▶ Input data:
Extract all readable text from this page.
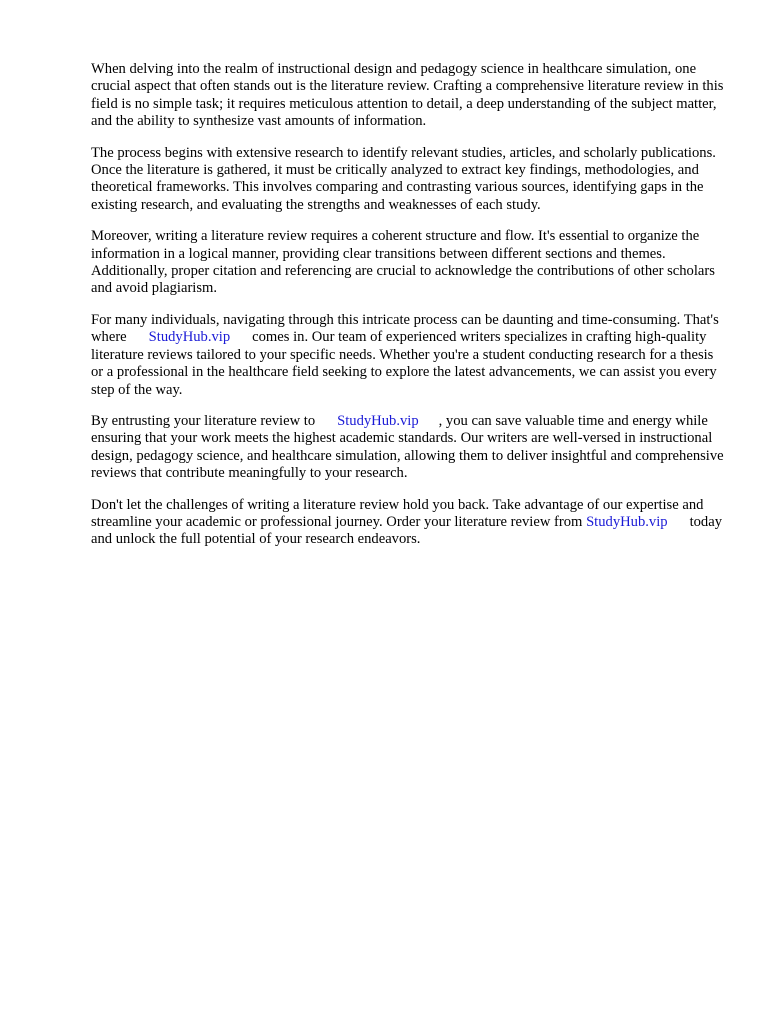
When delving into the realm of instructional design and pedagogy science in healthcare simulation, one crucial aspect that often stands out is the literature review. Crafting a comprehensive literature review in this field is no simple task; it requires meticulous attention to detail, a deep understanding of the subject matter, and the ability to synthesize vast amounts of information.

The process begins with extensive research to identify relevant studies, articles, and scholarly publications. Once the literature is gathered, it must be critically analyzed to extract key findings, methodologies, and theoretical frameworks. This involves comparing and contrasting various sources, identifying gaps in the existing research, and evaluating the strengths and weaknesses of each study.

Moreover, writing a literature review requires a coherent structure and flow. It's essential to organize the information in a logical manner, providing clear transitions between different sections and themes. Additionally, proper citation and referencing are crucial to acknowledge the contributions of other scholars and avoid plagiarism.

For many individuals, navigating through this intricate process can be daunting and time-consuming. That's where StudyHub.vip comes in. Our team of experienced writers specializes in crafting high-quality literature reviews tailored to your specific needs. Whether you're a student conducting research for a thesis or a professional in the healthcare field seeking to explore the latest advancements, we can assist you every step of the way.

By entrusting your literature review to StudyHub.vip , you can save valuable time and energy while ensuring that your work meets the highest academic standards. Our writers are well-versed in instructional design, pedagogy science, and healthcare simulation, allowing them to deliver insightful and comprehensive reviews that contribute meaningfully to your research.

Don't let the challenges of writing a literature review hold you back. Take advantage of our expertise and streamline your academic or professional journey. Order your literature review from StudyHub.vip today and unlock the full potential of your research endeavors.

▶ Directive: Do not copy the pictures, but repeat every line exactly.

▶ Written solution:
Extract all readable text from this page.
When delving into the realm of instructional design and pedagogy science in healthcare simulation, one crucial aspect that often stands out is the literature review. Crafting a comprehensive literature review in this field is no simple task; it requires meticulous attention to detail, a deep understanding of the subject matter, and the ability to synthesize vast amounts of information.

The process begins with extensive research to identify relevant studies, articles, and scholarly publications. Once the literature is gathered, it must be critically analyzed to extract key findings, methodologies, and theoretical frameworks. This involves comparing and contrasting various sources, identifying gaps in the existing research, and evaluating the strengths and weaknesses of each study.

Moreover, writing a literature review requires a coherent structure and flow. It's essential to organize the information in a logical manner, providing clear transitions between different sections and themes. Additionally, proper citation and referencing are crucial to acknowledge the contributions of other scholars and avoid plagiarism.

For many individuals, navigating through this intricate process can be daunting and time-consuming. That's where StudyHub.vip comes in. Our team of experienced writers specializes in crafting high-quality literature reviews tailored to your specific needs. Whether you're a student conducting research for a thesis or a professional in the healthcare field seeking to explore the latest advancements, we can assist you every step of the way.

By entrusting your literature review to StudyHub.vip , you can save valuable time and energy while ensuring that your work meets the highest academic standards. Our writers are well-versed in instructional design, pedagogy science, and healthcare simulation, allowing them to deliver insightful and comprehensive reviews that contribute meaningfully to your research.

Don't let the challenges of writing a literature review hold you back. Take advantage of our expertise and streamline your academic or professional journey. Order your literature review from StudyHub.vip today and unlock the full potential of your research endeavors.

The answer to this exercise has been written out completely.